**YOUR OBJECTIVE**: Search the records below for the word "CAEF" and show every line where it occurs.

**DATASET EXTRACT**:
------------
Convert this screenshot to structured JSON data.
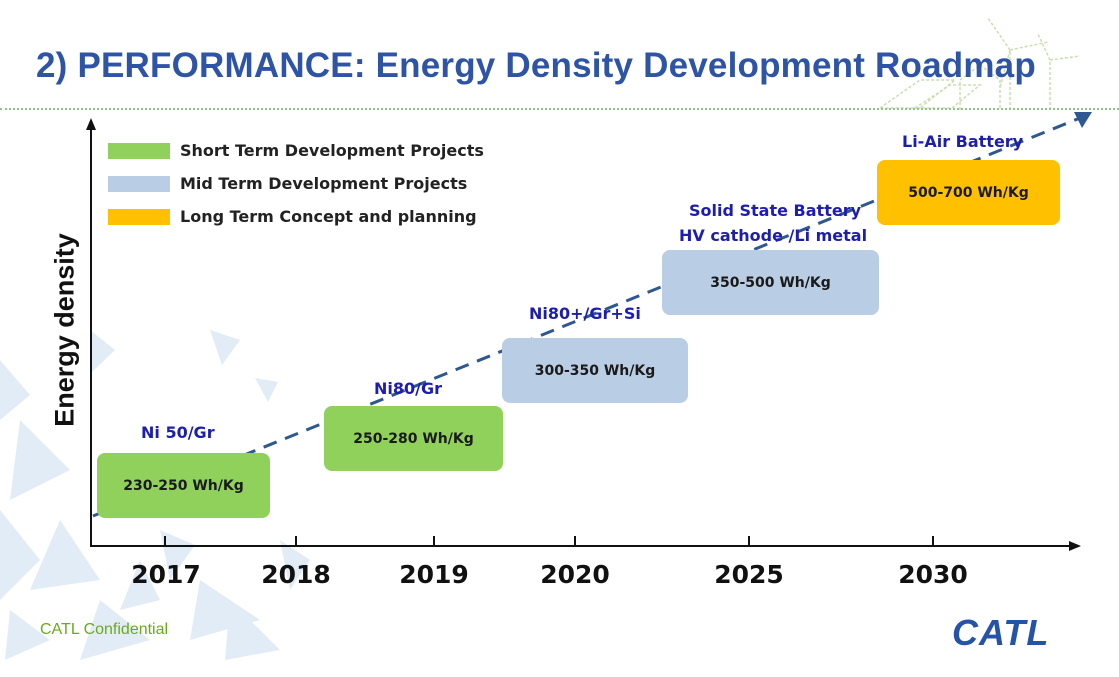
{
  "title": "2) PERFORMANCE: Energy Density Development Roadmap",
  "axis": {
    "y_label": "Energy density"
  },
  "legend": [
    {
      "label": "Short Term Development Projects",
      "color": "#8fd15a"
    },
    {
      "label": "Mid Term Development Projects",
      "color": "#b9cde4"
    },
    {
      "label": "Long Term Concept and planning",
      "color": "#ffc000"
    }
  ],
  "years": [
    "2017",
    "2018",
    "2019",
    "2020",
    "2025",
    "2030"
  ],
  "milestones": [
    {
      "tech": "Ni 50/Gr",
      "density": "230-250 Wh/Kg",
      "term": "short"
    },
    {
      "tech": "Ni80/Gr",
      "density": "250-280 Wh/Kg",
      "term": "short"
    },
    {
      "tech": "Ni80+/Gr+Si",
      "density": "300-350 Wh/Kg",
      "term": "mid"
    },
    {
      "tech_line1": "Solid State Battery",
      "tech_line2": "HV cathode /Li metal",
      "density": "350-500 Wh/Kg",
      "term": "mid"
    },
    {
      "tech": "Li-Air Battery",
      "density": "500-700 Wh/Kg",
      "term": "long"
    }
  ],
  "footer": "CATL Confidential",
  "logo": "CATL",
  "colors": {
    "title": "#2e54a6",
    "tech_label": "#1d1db0",
    "trend_line": "#2f5790",
    "footer": "#6aaa1e"
  }
}
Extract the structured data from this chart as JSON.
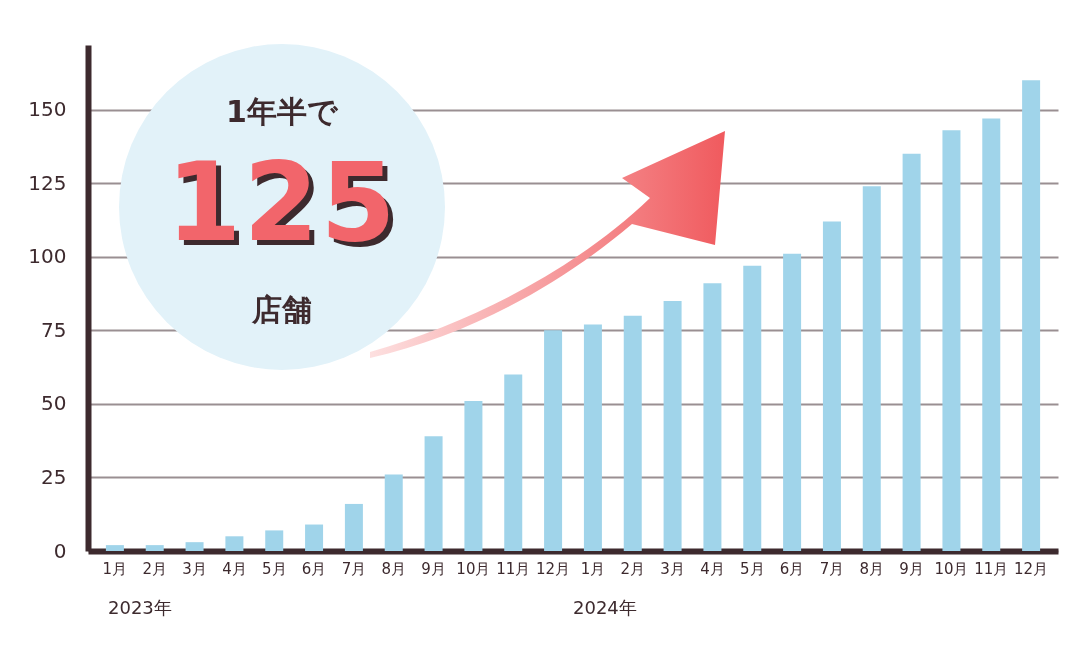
{
  "chart_data": {
    "type": "bar",
    "categories": [
      "1月",
      "2月",
      "3月",
      "4月",
      "5月",
      "6月",
      "7月",
      "8月",
      "9月",
      "10月",
      "11月",
      "12月",
      "1月",
      "2月",
      "3月",
      "4月",
      "5月",
      "6月",
      "7月",
      "8月",
      "9月",
      "10月",
      "11月",
      "12月"
    ],
    "values": [
      2,
      2,
      3,
      5,
      7,
      9,
      16,
      26,
      39,
      51,
      60,
      75,
      77,
      80,
      85,
      91,
      97,
      101,
      112,
      124,
      135,
      143,
      147,
      160
    ],
    "color": "#a0d4ea",
    "ylim": [
      0,
      172
    ],
    "yticks": [
      0,
      25,
      50,
      75,
      100,
      125,
      150
    ],
    "grid": "y",
    "annotations": [
      "1年半で",
      "125",
      "店舗",
      "2023年",
      "2024年"
    ]
  }
}
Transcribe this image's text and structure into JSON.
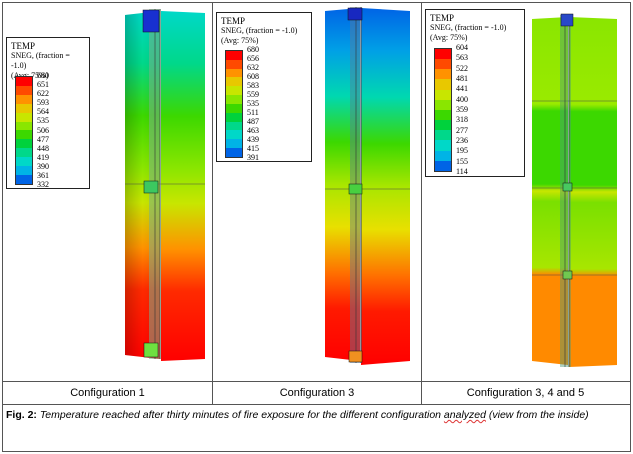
{
  "legend_common": {
    "title": "TEMP",
    "subtitle": "SNEG, (fraction = -1.0)",
    "avg": "(Avg: 75%)"
  },
  "panels": [
    {
      "caption": "Configuration 1",
      "legend_values": [
        "680",
        "651",
        "622",
        "593",
        "564",
        "535",
        "506",
        "477",
        "448",
        "419",
        "390",
        "361",
        "332"
      ]
    },
    {
      "caption": "Configuration 3",
      "legend_values": [
        "680",
        "656",
        "632",
        "608",
        "583",
        "559",
        "535",
        "511",
        "487",
        "463",
        "439",
        "415",
        "391"
      ]
    },
    {
      "caption": "Configuration 3, 4 and 5",
      "legend_values": [
        "604",
        "563",
        "522",
        "481",
        "441",
        "400",
        "359",
        "318",
        "277",
        "236",
        "195",
        "155",
        "114"
      ]
    }
  ],
  "contour_colors": [
    "#ff0000",
    "#ff4a00",
    "#ff9200",
    "#e8c800",
    "#c8e600",
    "#8ae600",
    "#3cd800",
    "#00d23c",
    "#00d88a",
    "#00d8c8",
    "#00b4e6",
    "#0064e6",
    "#0000e6"
  ],
  "figure_caption": {
    "label": "Fig. 2:",
    "text_before": "Temperature reached after thirty minutes of fire exposure for the different configuration ",
    "misspelled_word": "analyzed",
    "text_after": " (view from the inside)"
  }
}
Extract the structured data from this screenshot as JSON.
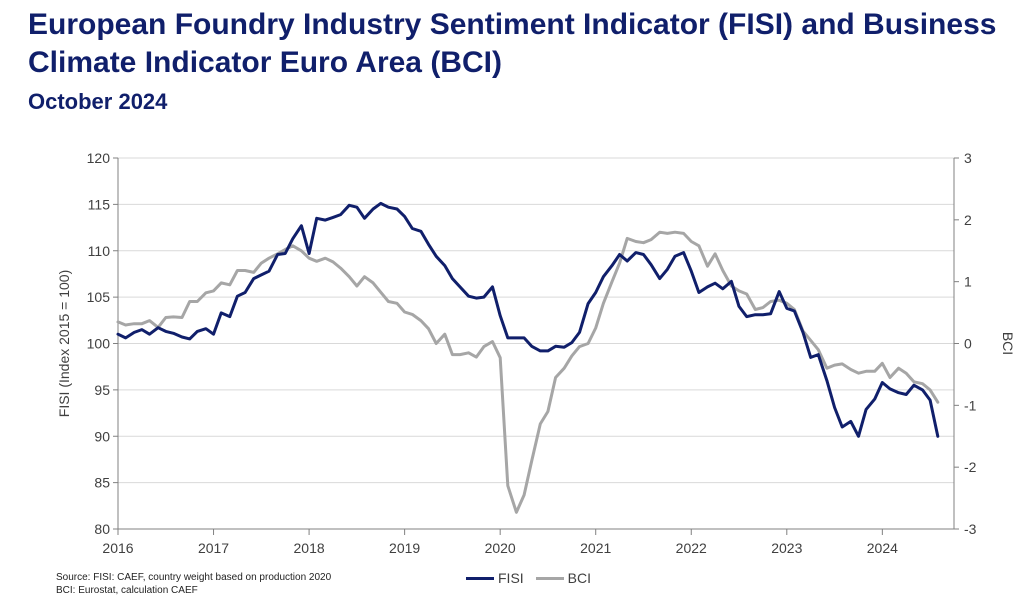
{
  "header": {
    "title": "European Foundry Industry Sentiment Indicator (FISI) and Business Climate Indicator Euro Area (BCI)",
    "subtitle": "October 2024"
  },
  "source": {
    "line1": "Source: FISI: CAEF, country weight based on production 2020",
    "line2": "BCI: Eurostat, calculation CAEF"
  },
  "legend": [
    {
      "label": "FISI",
      "color": "#101f6b"
    },
    {
      "label": "BCI",
      "color": "#a6a6a6"
    }
  ],
  "chart_data": {
    "type": "line",
    "xlim": [
      2016,
      2024.75
    ],
    "x_ticks": [
      "2016",
      "2017",
      "2018",
      "2019",
      "2020",
      "2021",
      "2022",
      "2023",
      "2024"
    ],
    "ylabel": "FISI (Index 2015 = 100)",
    "ylim": [
      80,
      120
    ],
    "y_ticks": [
      "120",
      "115",
      "110",
      "105",
      "100",
      "95",
      "90",
      "85",
      "80"
    ],
    "y2label": "BCI",
    "y2lim": [
      -3,
      3
    ],
    "y2_ticks": [
      "3",
      "2",
      "1",
      "0",
      "-1",
      "-2",
      "-3"
    ],
    "grid": "horizontal",
    "legend_position": "bottom",
    "series": [
      {
        "name": "FISI",
        "axis": "left",
        "color": "#101f6b",
        "points": [
          [
            2016.0,
            101.0
          ],
          [
            2016.08,
            100.6
          ],
          [
            2016.17,
            101.2
          ],
          [
            2016.25,
            101.5
          ],
          [
            2016.33,
            101.0
          ],
          [
            2016.42,
            101.7
          ],
          [
            2016.5,
            101.3
          ],
          [
            2016.58,
            101.1
          ],
          [
            2016.67,
            100.7
          ],
          [
            2016.75,
            100.5
          ],
          [
            2016.83,
            101.3
          ],
          [
            2016.92,
            101.6
          ],
          [
            2017.0,
            101.0
          ],
          [
            2017.08,
            103.3
          ],
          [
            2017.17,
            102.9
          ],
          [
            2017.25,
            105.1
          ],
          [
            2017.33,
            105.5
          ],
          [
            2017.42,
            107.0
          ],
          [
            2017.5,
            107.4
          ],
          [
            2017.58,
            107.8
          ],
          [
            2017.67,
            109.6
          ],
          [
            2017.75,
            109.7
          ],
          [
            2017.83,
            111.3
          ],
          [
            2017.92,
            112.7
          ],
          [
            2018.0,
            109.7
          ],
          [
            2018.08,
            113.5
          ],
          [
            2018.17,
            113.3
          ],
          [
            2018.25,
            113.6
          ],
          [
            2018.33,
            113.9
          ],
          [
            2018.42,
            114.9
          ],
          [
            2018.5,
            114.7
          ],
          [
            2018.58,
            113.5
          ],
          [
            2018.67,
            114.5
          ],
          [
            2018.75,
            115.1
          ],
          [
            2018.83,
            114.7
          ],
          [
            2018.92,
            114.5
          ],
          [
            2019.0,
            113.7
          ],
          [
            2019.08,
            112.4
          ],
          [
            2019.17,
            112.1
          ],
          [
            2019.25,
            110.7
          ],
          [
            2019.33,
            109.4
          ],
          [
            2019.42,
            108.4
          ],
          [
            2019.5,
            107.0
          ],
          [
            2019.58,
            106.1
          ],
          [
            2019.67,
            105.1
          ],
          [
            2019.75,
            104.9
          ],
          [
            2019.83,
            105.0
          ],
          [
            2019.92,
            106.1
          ],
          [
            2020.0,
            103.0
          ],
          [
            2020.08,
            100.6
          ],
          [
            2020.17,
            100.6
          ],
          [
            2020.25,
            100.6
          ],
          [
            2020.33,
            99.7
          ],
          [
            2020.42,
            99.2
          ],
          [
            2020.5,
            99.2
          ],
          [
            2020.58,
            99.7
          ],
          [
            2020.67,
            99.6
          ],
          [
            2020.75,
            100.1
          ],
          [
            2020.83,
            101.2
          ],
          [
            2020.92,
            104.3
          ],
          [
            2021.0,
            105.5
          ],
          [
            2021.08,
            107.2
          ],
          [
            2021.17,
            108.4
          ],
          [
            2021.25,
            109.6
          ],
          [
            2021.33,
            108.9
          ],
          [
            2021.42,
            109.8
          ],
          [
            2021.5,
            109.6
          ],
          [
            2021.58,
            108.5
          ],
          [
            2021.67,
            107.0
          ],
          [
            2021.75,
            108.0
          ],
          [
            2021.83,
            109.4
          ],
          [
            2021.92,
            109.8
          ],
          [
            2022.0,
            107.8
          ],
          [
            2022.08,
            105.5
          ],
          [
            2022.17,
            106.1
          ],
          [
            2022.25,
            106.5
          ],
          [
            2022.33,
            105.9
          ],
          [
            2022.42,
            106.7
          ],
          [
            2022.5,
            104.0
          ],
          [
            2022.58,
            102.9
          ],
          [
            2022.67,
            103.1
          ],
          [
            2022.75,
            103.1
          ],
          [
            2022.83,
            103.2
          ],
          [
            2022.92,
            105.6
          ],
          [
            2023.0,
            103.8
          ],
          [
            2023.08,
            103.5
          ],
          [
            2023.17,
            101.2
          ],
          [
            2023.25,
            98.5
          ],
          [
            2023.33,
            98.8
          ],
          [
            2023.42,
            96.0
          ],
          [
            2023.5,
            93.1
          ],
          [
            2023.58,
            91.0
          ],
          [
            2023.67,
            91.6
          ],
          [
            2023.75,
            90.0
          ],
          [
            2023.83,
            92.9
          ],
          [
            2023.92,
            94.0
          ],
          [
            2024.0,
            95.8
          ],
          [
            2024.08,
            95.1
          ],
          [
            2024.17,
            94.7
          ],
          [
            2024.25,
            94.5
          ],
          [
            2024.33,
            95.5
          ],
          [
            2024.42,
            95.0
          ],
          [
            2024.5,
            93.9
          ],
          [
            2024.58,
            90.0
          ]
        ]
      },
      {
        "name": "BCI",
        "axis": "right",
        "color": "#a6a6a6",
        "points": [
          [
            2016.0,
            0.35
          ],
          [
            2016.08,
            0.3
          ],
          [
            2016.17,
            0.32
          ],
          [
            2016.25,
            0.32
          ],
          [
            2016.33,
            0.37
          ],
          [
            2016.42,
            0.26
          ],
          [
            2016.5,
            0.42
          ],
          [
            2016.58,
            0.43
          ],
          [
            2016.67,
            0.42
          ],
          [
            2016.75,
            0.68
          ],
          [
            2016.83,
            0.68
          ],
          [
            2016.92,
            0.82
          ],
          [
            2017.0,
            0.85
          ],
          [
            2017.08,
            0.98
          ],
          [
            2017.17,
            0.95
          ],
          [
            2017.25,
            1.18
          ],
          [
            2017.33,
            1.18
          ],
          [
            2017.42,
            1.15
          ],
          [
            2017.5,
            1.3
          ],
          [
            2017.58,
            1.38
          ],
          [
            2017.67,
            1.45
          ],
          [
            2017.75,
            1.52
          ],
          [
            2017.83,
            1.58
          ],
          [
            2017.92,
            1.5
          ],
          [
            2018.0,
            1.38
          ],
          [
            2018.08,
            1.33
          ],
          [
            2018.17,
            1.38
          ],
          [
            2018.25,
            1.32
          ],
          [
            2018.33,
            1.22
          ],
          [
            2018.42,
            1.08
          ],
          [
            2018.5,
            0.93
          ],
          [
            2018.58,
            1.08
          ],
          [
            2018.67,
            0.98
          ],
          [
            2018.75,
            0.83
          ],
          [
            2018.83,
            0.68
          ],
          [
            2018.92,
            0.65
          ],
          [
            2019.0,
            0.51
          ],
          [
            2019.08,
            0.47
          ],
          [
            2019.17,
            0.37
          ],
          [
            2019.25,
            0.24
          ],
          [
            2019.33,
            0.0
          ],
          [
            2019.42,
            0.15
          ],
          [
            2019.5,
            -0.18
          ],
          [
            2019.58,
            -0.18
          ],
          [
            2019.67,
            -0.15
          ],
          [
            2019.75,
            -0.22
          ],
          [
            2019.83,
            -0.05
          ],
          [
            2019.92,
            0.03
          ],
          [
            2020.0,
            -0.23
          ],
          [
            2020.08,
            -2.3
          ],
          [
            2020.17,
            -2.73
          ],
          [
            2020.25,
            -2.45
          ],
          [
            2020.33,
            -1.9
          ],
          [
            2020.42,
            -1.3
          ],
          [
            2020.5,
            -1.1
          ],
          [
            2020.58,
            -0.55
          ],
          [
            2020.67,
            -0.4
          ],
          [
            2020.75,
            -0.2
          ],
          [
            2020.83,
            -0.05
          ],
          [
            2020.92,
            0.0
          ],
          [
            2021.0,
            0.25
          ],
          [
            2021.08,
            0.65
          ],
          [
            2021.17,
            1.0
          ],
          [
            2021.25,
            1.3
          ],
          [
            2021.33,
            1.7
          ],
          [
            2021.42,
            1.65
          ],
          [
            2021.5,
            1.63
          ],
          [
            2021.58,
            1.68
          ],
          [
            2021.67,
            1.8
          ],
          [
            2021.75,
            1.78
          ],
          [
            2021.83,
            1.8
          ],
          [
            2021.92,
            1.78
          ],
          [
            2022.0,
            1.65
          ],
          [
            2022.08,
            1.58
          ],
          [
            2022.17,
            1.25
          ],
          [
            2022.25,
            1.45
          ],
          [
            2022.33,
            1.18
          ],
          [
            2022.42,
            0.93
          ],
          [
            2022.5,
            0.85
          ],
          [
            2022.58,
            0.8
          ],
          [
            2022.67,
            0.55
          ],
          [
            2022.75,
            0.58
          ],
          [
            2022.83,
            0.68
          ],
          [
            2022.92,
            0.7
          ],
          [
            2023.0,
            0.65
          ],
          [
            2023.08,
            0.55
          ],
          [
            2023.17,
            0.2
          ],
          [
            2023.25,
            0.05
          ],
          [
            2023.33,
            -0.1
          ],
          [
            2023.42,
            -0.4
          ],
          [
            2023.5,
            -0.35
          ],
          [
            2023.58,
            -0.33
          ],
          [
            2023.67,
            -0.42
          ],
          [
            2023.75,
            -0.48
          ],
          [
            2023.83,
            -0.45
          ],
          [
            2023.92,
            -0.45
          ],
          [
            2024.0,
            -0.32
          ],
          [
            2024.08,
            -0.55
          ],
          [
            2024.17,
            -0.4
          ],
          [
            2024.25,
            -0.48
          ],
          [
            2024.33,
            -0.62
          ],
          [
            2024.42,
            -0.65
          ],
          [
            2024.5,
            -0.75
          ],
          [
            2024.58,
            -0.95
          ]
        ]
      }
    ]
  }
}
------------
**TASK ANSWER**:
    "line1": "Source: FISI: CAEF, country weight based on production 2020",
    "line2": "BCI: Eurostat, calculation CAEF"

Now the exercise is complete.